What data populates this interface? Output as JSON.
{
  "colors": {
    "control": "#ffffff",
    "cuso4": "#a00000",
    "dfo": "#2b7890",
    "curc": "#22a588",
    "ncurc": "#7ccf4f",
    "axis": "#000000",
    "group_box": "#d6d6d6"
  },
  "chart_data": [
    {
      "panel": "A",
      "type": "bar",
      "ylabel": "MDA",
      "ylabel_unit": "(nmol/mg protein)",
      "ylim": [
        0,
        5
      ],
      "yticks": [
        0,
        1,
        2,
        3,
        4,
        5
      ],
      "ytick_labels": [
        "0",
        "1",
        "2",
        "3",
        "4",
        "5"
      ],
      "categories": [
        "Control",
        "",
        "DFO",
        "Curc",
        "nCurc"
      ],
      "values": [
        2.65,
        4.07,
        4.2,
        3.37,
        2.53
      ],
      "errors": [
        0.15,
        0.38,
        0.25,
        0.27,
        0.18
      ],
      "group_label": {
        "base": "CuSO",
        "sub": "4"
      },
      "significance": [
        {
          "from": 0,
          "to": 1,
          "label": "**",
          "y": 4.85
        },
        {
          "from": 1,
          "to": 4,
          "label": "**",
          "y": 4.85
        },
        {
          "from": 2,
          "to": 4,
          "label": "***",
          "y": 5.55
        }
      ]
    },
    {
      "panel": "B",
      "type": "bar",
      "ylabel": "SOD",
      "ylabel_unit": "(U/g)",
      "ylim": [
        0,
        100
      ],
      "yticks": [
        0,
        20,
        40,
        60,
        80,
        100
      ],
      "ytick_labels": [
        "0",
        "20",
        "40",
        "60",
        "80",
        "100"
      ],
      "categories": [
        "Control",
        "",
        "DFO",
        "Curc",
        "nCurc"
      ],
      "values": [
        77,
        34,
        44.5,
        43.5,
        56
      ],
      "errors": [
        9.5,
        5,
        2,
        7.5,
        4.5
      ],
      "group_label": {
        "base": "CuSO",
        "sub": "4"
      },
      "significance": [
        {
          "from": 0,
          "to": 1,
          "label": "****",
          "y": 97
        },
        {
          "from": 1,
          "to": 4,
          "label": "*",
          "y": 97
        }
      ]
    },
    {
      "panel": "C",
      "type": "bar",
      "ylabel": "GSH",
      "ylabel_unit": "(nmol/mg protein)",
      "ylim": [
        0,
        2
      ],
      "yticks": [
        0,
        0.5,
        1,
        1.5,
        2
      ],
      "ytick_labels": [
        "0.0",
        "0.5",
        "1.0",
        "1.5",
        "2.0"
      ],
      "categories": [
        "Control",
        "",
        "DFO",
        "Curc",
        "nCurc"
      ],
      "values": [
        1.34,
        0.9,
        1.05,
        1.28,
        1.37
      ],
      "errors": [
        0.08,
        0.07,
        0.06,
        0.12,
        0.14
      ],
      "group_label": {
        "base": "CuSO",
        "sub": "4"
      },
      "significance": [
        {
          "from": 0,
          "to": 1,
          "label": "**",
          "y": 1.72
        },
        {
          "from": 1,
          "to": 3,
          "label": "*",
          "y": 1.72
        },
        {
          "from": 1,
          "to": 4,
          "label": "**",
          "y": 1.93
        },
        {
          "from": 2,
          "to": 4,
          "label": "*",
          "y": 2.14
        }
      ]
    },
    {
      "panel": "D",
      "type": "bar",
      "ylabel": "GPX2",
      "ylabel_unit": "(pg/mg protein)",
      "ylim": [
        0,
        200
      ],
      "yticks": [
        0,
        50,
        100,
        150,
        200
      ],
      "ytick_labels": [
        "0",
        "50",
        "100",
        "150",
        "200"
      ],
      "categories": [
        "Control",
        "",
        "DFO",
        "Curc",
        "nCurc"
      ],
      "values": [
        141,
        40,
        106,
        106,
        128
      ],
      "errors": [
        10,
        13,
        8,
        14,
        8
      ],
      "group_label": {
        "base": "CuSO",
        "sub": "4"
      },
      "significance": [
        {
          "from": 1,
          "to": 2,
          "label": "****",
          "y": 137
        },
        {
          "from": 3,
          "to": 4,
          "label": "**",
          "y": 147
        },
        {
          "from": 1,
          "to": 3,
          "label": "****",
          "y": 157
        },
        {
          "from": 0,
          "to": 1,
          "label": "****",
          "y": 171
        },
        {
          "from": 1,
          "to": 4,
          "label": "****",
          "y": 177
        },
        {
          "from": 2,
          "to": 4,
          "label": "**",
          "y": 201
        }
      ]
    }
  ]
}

Directions
Copy all the entries exactly.

Reply to the task
What data populates this interface? Output as JSON.
{
  "colors": {
    "control": "#ffffff",
    "cuso4": "#a00000",
    "dfo": "#2b7890",
    "curc": "#22a588",
    "ncurc": "#7ccf4f",
    "axis": "#000000",
    "group_box": "#d6d6d6"
  },
  "chart_data": [
    {
      "panel": "A",
      "type": "bar",
      "ylabel": "MDA",
      "ylabel_unit": "(nmol/mg protein)",
      "ylim": [
        0,
        5
      ],
      "yticks": [
        0,
        1,
        2,
        3,
        4,
        5
      ],
      "ytick_labels": [
        "0",
        "1",
        "2",
        "3",
        "4",
        "5"
      ],
      "categories": [
        "Control",
        "",
        "DFO",
        "Curc",
        "nCurc"
      ],
      "values": [
        2.65,
        4.07,
        4.2,
        3.37,
        2.53
      ],
      "errors": [
        0.15,
        0.38,
        0.25,
        0.27,
        0.18
      ],
      "group_label": {
        "base": "CuSO",
        "sub": "4"
      },
      "significance": [
        {
          "from": 0,
          "to": 1,
          "label": "**",
          "y": 4.85
        },
        {
          "from": 1,
          "to": 4,
          "label": "**",
          "y": 4.85
        },
        {
          "from": 2,
          "to": 4,
          "label": "***",
          "y": 5.55
        }
      ]
    },
    {
      "panel": "B",
      "type": "bar",
      "ylabel": "SOD",
      "ylabel_unit": "(U/g)",
      "ylim": [
        0,
        100
      ],
      "yticks": [
        0,
        20,
        40,
        60,
        80,
        100
      ],
      "ytick_labels": [
        "0",
        "20",
        "40",
        "60",
        "80",
        "100"
      ],
      "categories": [
        "Control",
        "",
        "DFO",
        "Curc",
        "nCurc"
      ],
      "values": [
        77,
        34,
        44.5,
        43.5,
        56
      ],
      "errors": [
        9.5,
        5,
        2,
        7.5,
        4.5
      ],
      "group_label": {
        "base": "CuSO",
        "sub": "4"
      },
      "significance": [
        {
          "from": 0,
          "to": 1,
          "label": "****",
          "y": 97
        },
        {
          "from": 1,
          "to": 4,
          "label": "*",
          "y": 97
        }
      ]
    },
    {
      "panel": "C",
      "type": "bar",
      "ylabel": "GSH",
      "ylabel_unit": "(nmol/mg protein)",
      "ylim": [
        0,
        2
      ],
      "yticks": [
        0,
        0.5,
        1,
        1.5,
        2
      ],
      "ytick_labels": [
        "0.0",
        "0.5",
        "1.0",
        "1.5",
        "2.0"
      ],
      "categories": [
        "Control",
        "",
        "DFO",
        "Curc",
        "nCurc"
      ],
      "values": [
        1.34,
        0.9,
        1.05,
        1.28,
        1.37
      ],
      "errors": [
        0.08,
        0.07,
        0.06,
        0.12,
        0.14
      ],
      "group_label": {
        "base": "CuSO",
        "sub": "4"
      },
      "significance": [
        {
          "from": 0,
          "to": 1,
          "label": "**",
          "y": 1.72
        },
        {
          "from": 1,
          "to": 3,
          "label": "*",
          "y": 1.72
        },
        {
          "from": 1,
          "to": 4,
          "label": "**",
          "y": 1.93
        },
        {
          "from": 2,
          "to": 4,
          "label": "*",
          "y": 2.14
        }
      ]
    },
    {
      "panel": "D",
      "type": "bar",
      "ylabel": "GPX2",
      "ylabel_unit": "(pg/mg protein)",
      "ylim": [
        0,
        200
      ],
      "yticks": [
        0,
        50,
        100,
        150,
        200
      ],
      "ytick_labels": [
        "0",
        "50",
        "100",
        "150",
        "200"
      ],
      "categories": [
        "Control",
        "",
        "DFO",
        "Curc",
        "nCurc"
      ],
      "values": [
        141,
        40,
        106,
        106,
        128
      ],
      "errors": [
        10,
        13,
        8,
        14,
        8
      ],
      "group_label": {
        "base": "CuSO",
        "sub": "4"
      },
      "significance": [
        {
          "from": 1,
          "to": 2,
          "label": "****",
          "y": 137
        },
        {
          "from": 3,
          "to": 4,
          "label": "**",
          "y": 147
        },
        {
          "from": 1,
          "to": 3,
          "label": "****",
          "y": 157
        },
        {
          "from": 0,
          "to": 1,
          "label": "****",
          "y": 171
        },
        {
          "from": 1,
          "to": 4,
          "label": "****",
          "y": 177
        },
        {
          "from": 2,
          "to": 4,
          "label": "**",
          "y": 201
        }
      ]
    }
  ]
}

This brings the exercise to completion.